### EXERCISE PROMPT
Identify each line below containing the string "Gráfico" and copy it.

### Figure contents as structured data
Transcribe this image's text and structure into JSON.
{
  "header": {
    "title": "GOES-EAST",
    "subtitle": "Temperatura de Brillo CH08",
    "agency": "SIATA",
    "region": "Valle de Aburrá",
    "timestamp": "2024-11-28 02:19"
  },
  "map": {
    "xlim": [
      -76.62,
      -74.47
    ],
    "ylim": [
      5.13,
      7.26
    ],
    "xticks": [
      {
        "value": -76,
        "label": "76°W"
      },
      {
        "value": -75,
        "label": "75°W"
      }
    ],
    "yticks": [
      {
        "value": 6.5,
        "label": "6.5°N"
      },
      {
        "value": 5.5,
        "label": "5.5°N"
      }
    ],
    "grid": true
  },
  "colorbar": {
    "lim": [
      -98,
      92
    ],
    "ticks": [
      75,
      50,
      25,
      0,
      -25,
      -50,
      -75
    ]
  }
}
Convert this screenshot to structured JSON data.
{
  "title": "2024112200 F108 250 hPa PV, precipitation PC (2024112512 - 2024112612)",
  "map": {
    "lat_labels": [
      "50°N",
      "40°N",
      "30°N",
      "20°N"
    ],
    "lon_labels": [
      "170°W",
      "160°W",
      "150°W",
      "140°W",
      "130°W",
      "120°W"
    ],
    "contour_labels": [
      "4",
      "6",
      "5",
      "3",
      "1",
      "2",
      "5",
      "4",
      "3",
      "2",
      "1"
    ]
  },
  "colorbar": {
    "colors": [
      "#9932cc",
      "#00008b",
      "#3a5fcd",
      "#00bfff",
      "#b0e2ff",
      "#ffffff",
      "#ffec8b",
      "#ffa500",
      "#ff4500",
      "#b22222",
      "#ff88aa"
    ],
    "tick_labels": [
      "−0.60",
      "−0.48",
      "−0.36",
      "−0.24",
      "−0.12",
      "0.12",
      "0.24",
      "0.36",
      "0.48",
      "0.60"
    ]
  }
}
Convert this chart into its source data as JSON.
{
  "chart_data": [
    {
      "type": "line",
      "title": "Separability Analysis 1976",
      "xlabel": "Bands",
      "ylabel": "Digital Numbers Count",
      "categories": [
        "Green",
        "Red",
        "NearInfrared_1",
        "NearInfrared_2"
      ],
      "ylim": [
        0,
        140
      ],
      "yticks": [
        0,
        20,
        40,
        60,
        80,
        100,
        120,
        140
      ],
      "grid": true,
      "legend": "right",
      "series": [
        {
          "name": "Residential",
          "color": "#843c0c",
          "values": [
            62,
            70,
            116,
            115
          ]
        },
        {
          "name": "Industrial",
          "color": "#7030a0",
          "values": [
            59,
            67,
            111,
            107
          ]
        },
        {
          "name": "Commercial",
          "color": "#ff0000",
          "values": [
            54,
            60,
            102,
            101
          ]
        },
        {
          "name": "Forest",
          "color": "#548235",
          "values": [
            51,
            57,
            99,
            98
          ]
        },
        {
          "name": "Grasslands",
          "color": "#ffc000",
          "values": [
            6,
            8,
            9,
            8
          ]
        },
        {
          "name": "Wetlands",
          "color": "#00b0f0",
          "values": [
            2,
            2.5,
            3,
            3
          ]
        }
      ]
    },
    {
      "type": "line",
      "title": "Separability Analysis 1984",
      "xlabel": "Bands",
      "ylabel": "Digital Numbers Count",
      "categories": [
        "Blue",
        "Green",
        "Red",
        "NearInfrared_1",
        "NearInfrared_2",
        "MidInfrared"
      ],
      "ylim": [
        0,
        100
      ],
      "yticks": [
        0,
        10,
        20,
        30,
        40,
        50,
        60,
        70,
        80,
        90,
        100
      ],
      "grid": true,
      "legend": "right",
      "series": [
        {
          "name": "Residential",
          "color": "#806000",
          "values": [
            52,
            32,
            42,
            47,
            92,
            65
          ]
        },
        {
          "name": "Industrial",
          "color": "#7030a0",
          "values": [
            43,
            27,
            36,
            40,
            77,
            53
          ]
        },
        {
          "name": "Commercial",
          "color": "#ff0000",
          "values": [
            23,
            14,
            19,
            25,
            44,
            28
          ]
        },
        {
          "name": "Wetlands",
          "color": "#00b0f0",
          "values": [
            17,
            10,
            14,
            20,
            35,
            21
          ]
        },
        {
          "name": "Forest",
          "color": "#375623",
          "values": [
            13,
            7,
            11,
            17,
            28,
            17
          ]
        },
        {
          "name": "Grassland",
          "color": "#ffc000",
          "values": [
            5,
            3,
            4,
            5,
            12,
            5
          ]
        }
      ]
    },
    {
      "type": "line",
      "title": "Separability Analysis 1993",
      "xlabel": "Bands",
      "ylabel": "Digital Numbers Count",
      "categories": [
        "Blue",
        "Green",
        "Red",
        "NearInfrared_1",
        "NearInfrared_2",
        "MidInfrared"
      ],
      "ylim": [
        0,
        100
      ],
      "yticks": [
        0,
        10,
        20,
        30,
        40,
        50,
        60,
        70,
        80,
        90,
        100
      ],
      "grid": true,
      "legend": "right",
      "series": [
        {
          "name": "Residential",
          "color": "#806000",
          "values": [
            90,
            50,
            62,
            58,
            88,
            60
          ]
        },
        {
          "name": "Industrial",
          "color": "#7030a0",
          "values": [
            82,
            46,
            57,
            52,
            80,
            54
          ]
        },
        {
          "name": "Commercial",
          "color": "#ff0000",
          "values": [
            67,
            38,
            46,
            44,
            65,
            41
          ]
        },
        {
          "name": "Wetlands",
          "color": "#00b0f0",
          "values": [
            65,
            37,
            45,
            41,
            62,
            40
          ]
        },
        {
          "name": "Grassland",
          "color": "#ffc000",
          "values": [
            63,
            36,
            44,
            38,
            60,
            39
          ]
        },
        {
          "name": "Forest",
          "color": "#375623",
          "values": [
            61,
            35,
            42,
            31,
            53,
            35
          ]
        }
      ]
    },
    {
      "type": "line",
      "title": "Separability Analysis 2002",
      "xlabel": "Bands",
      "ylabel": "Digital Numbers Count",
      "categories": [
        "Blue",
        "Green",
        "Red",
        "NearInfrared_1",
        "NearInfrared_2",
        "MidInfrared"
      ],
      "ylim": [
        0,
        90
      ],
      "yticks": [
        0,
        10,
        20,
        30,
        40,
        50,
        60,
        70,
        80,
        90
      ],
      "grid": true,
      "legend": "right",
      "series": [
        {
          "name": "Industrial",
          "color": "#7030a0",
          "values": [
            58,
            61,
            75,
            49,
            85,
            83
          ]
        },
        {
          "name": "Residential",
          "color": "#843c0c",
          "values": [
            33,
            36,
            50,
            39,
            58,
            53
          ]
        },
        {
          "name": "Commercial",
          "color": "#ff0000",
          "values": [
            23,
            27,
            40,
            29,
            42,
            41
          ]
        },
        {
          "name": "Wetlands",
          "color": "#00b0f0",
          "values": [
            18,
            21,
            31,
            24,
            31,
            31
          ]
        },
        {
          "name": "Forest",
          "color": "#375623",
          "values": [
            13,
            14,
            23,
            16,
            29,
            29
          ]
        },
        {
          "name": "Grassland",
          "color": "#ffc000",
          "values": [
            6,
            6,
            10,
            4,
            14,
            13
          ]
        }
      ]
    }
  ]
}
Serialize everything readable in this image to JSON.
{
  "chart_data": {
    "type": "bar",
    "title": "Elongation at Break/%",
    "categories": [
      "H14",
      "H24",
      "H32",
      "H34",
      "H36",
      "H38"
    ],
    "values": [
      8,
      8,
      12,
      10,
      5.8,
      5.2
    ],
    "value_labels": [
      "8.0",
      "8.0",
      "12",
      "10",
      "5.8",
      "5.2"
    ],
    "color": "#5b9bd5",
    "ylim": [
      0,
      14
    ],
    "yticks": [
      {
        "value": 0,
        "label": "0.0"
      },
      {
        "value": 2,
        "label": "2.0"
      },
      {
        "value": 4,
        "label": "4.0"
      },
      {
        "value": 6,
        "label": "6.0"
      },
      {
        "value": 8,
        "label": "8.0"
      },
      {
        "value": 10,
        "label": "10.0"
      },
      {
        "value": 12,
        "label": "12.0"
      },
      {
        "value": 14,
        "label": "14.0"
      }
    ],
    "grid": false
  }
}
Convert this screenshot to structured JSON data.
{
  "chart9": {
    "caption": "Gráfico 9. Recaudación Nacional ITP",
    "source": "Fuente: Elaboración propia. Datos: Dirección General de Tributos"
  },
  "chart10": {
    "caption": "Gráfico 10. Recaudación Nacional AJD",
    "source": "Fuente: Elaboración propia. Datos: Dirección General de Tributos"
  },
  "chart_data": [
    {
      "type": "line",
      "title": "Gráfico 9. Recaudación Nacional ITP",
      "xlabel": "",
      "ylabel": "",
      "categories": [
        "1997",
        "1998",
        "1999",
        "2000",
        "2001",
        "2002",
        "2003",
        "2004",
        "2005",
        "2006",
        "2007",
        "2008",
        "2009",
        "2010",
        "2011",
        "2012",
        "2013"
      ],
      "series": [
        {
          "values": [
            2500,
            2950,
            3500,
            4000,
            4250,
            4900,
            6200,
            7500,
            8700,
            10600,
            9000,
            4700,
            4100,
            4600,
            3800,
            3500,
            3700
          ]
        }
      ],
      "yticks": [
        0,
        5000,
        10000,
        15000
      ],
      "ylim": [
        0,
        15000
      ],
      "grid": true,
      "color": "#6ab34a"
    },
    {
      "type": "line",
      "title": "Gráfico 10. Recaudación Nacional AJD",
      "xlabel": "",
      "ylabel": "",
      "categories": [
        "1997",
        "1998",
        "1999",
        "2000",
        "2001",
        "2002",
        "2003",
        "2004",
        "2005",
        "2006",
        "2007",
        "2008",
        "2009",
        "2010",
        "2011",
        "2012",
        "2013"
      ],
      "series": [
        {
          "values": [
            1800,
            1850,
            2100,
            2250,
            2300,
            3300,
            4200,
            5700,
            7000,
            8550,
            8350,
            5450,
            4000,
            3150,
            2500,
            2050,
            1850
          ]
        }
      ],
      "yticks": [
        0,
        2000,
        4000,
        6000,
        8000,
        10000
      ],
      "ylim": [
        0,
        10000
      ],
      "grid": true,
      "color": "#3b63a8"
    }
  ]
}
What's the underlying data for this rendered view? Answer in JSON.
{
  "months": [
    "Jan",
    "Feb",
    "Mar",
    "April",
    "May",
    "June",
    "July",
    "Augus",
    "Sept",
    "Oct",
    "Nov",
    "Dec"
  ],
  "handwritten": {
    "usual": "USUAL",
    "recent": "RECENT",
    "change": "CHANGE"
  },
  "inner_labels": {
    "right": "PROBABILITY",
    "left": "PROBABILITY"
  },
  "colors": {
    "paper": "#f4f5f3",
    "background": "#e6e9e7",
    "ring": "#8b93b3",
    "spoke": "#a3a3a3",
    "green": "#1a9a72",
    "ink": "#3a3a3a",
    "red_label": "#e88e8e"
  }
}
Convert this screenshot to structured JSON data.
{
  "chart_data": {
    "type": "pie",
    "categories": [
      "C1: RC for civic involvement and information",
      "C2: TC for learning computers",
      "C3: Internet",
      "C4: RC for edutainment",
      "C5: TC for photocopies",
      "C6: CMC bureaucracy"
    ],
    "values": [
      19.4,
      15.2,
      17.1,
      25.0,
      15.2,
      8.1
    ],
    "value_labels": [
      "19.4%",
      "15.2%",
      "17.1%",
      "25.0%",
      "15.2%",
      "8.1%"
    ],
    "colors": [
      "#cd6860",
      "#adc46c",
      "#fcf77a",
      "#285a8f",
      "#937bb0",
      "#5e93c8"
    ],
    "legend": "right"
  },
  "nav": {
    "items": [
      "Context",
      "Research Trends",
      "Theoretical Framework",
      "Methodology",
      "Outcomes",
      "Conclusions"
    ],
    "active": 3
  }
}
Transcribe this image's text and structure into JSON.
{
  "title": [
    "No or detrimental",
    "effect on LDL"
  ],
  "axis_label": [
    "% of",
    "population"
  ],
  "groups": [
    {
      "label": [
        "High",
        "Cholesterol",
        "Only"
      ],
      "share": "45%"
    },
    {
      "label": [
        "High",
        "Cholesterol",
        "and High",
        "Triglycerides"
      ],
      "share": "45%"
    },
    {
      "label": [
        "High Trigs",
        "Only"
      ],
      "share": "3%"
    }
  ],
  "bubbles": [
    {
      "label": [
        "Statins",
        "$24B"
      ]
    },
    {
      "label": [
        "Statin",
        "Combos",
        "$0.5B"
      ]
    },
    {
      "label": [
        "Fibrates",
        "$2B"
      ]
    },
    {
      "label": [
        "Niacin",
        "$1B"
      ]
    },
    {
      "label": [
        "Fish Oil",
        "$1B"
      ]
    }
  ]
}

### WRITTEN ANSWER
    "caption": "Gráfico 9. Recaudación Nacional ITP",
    "caption": "Gráfico 10. Recaudación Nacional AJD",
      "title": "Gráfico 9. Recaudación Nacional ITP",
      "title": "Gráfico 10. Recaudación Nacional AJD",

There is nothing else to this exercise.